Goal: Extract the text of each entry below exactly, leaving every image behind.

Provided data:
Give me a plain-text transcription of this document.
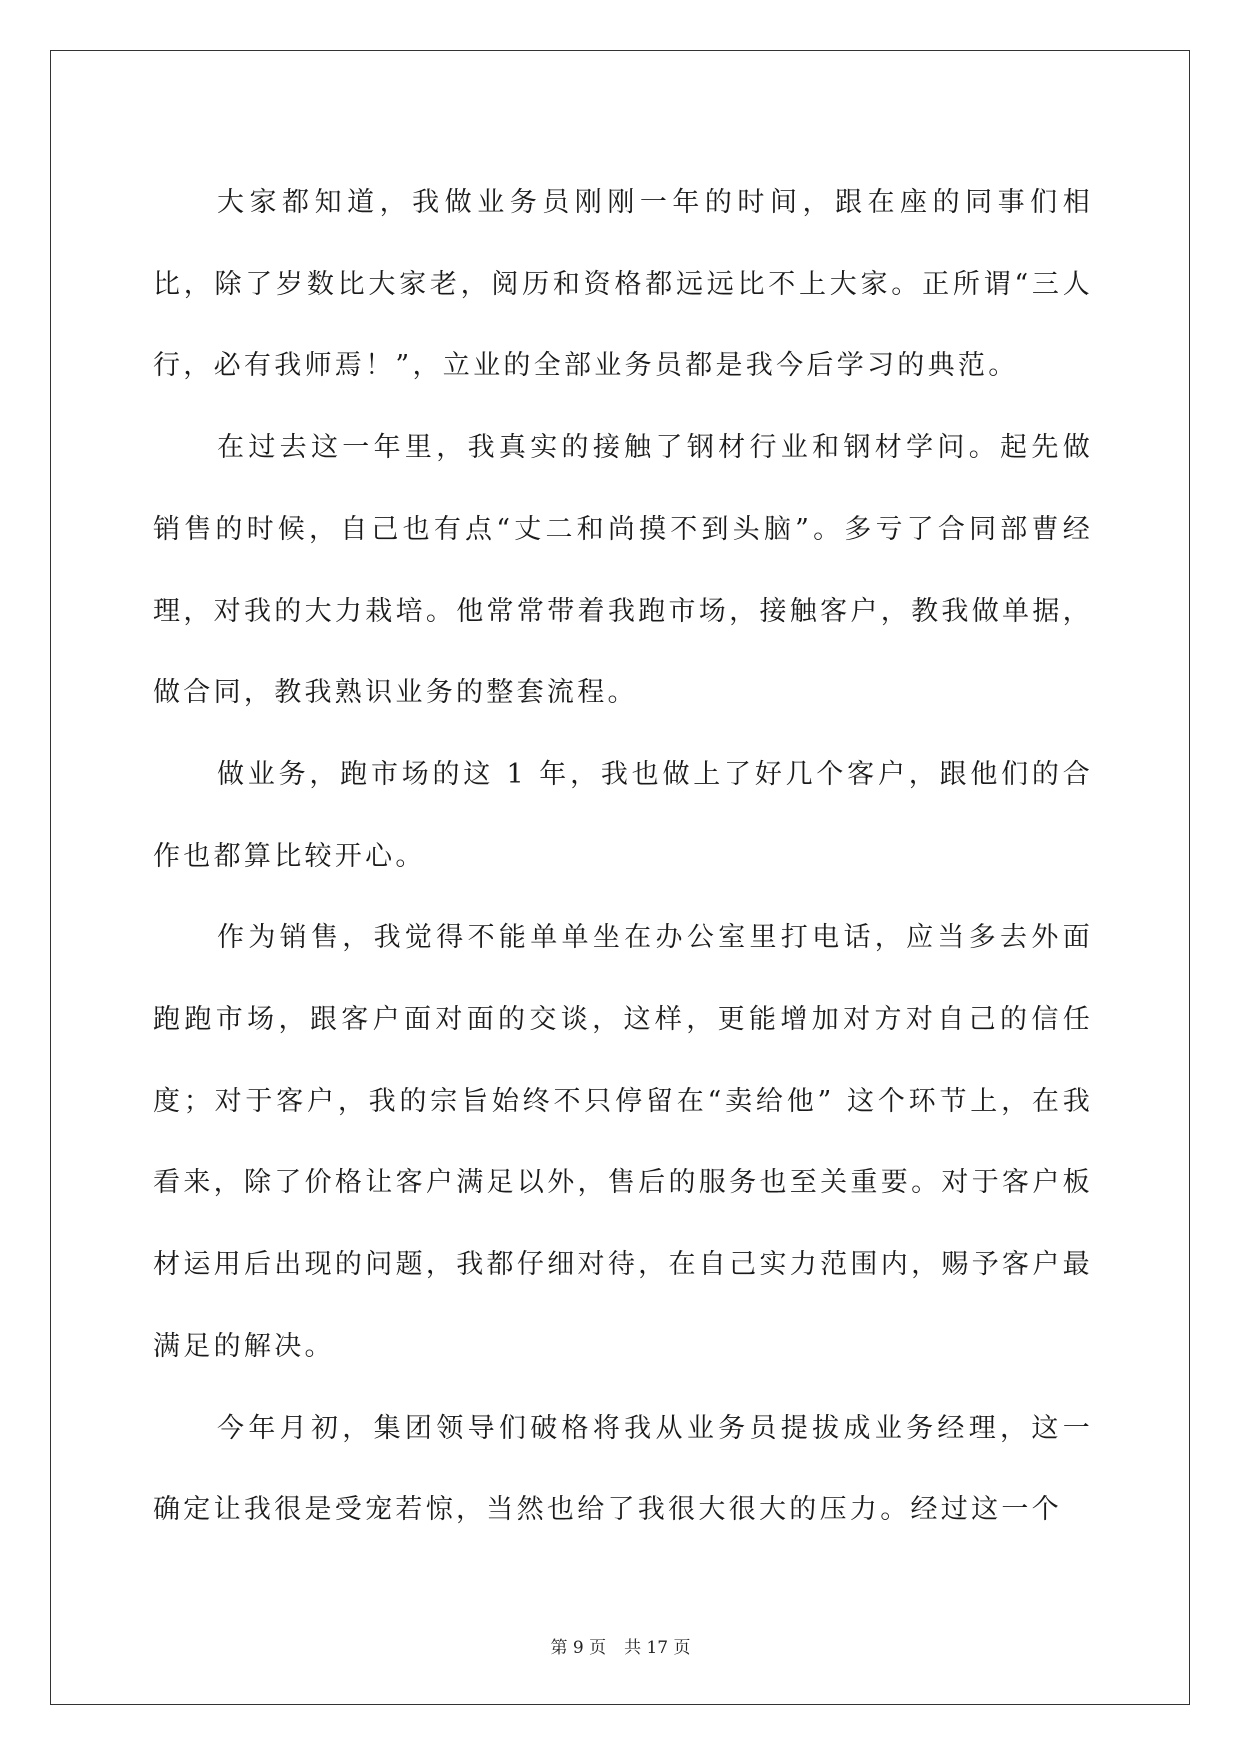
大家都知道，我做业务员刚刚一年的时间，跟在座的同事们相比，除了岁数比大家老，阅历和资格都远远比不上大家。正所谓“三人行，必有我师焉！”，立业的全部业务员都是我今后学习的典范。

在过去这一年里，我真实的接触了钢材行业和钢材学问。起先做销售的时候，自己也有点“丈二和尚摸不到头脑”。多亏了合同部曹经理，对我的大力栽培。他常常带着我跑市场，接触客户，教我做单据，做合同，教我熟识业务的整套流程。

做业务，跑市场的这 1 年，我也做上了好几个客户，跟他们的合作也都算比较开心。

作为销售，我觉得不能单单坐在办公室里打电话，应当多去外面跑跑市场，跟客户面对面的交谈，这样，更能增加对方对自己的信任度；对于客户，我的宗旨始终不只停留在“卖给他” 这个环节上，在我看来，除了价格让客户满足以外，售后的服务也至关重要。对于客户板材运用后出现的问题，我都仔细对待，在自己实力范围内，赐予客户最满足的解决。

今年月初，集团领导们破格将我从业务员提拔成业务经理，这一确定让我很是受宠若惊，当然也给了我很大很大的压力。经过这一个

第 9 页 共 17 页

Task response:
Give me a plain-text transcription of this document.
大家都知道，我做业务员刚刚一年的时间，跟在座的同事们相比，除了岁数比大家老，阅历和资格都远远比不上大家。正所谓“三人行，必有我师焉！”，立业的全部业务员都是我今后学习的典范。

在过去这一年里，我真实的接触了钢材行业和钢材学问。起先做销售的时候，自己也有点“丈二和尚摸不到头脑”。多亏了合同部曹经理，对我的大力栽培。他常常带着我跑市场，接触客户，教我做单据，做合同，教我熟识业务的整套流程。

做业务，跑市场的这 1 年，我也做上了好几个客户，跟他们的合作也都算比较开心。

作为销售，我觉得不能单单坐在办公室里打电话，应当多去外面跑跑市场，跟客户面对面的交谈，这样，更能增加对方对自己的信任度；对于客户，我的宗旨始终不只停留在“卖给他” 这个环节上，在我看来，除了价格让客户满足以外，售后的服务也至关重要。对于客户板材运用后出现的问题，我都仔细对待，在自己实力范围内，赐予客户最满足的解决。

今年月初，集团领导们破格将我从业务员提拔成业务经理，这一确定让我很是受宠若惊，当然也给了我很大很大的压力。经过这一个

第 9 页 共 17 页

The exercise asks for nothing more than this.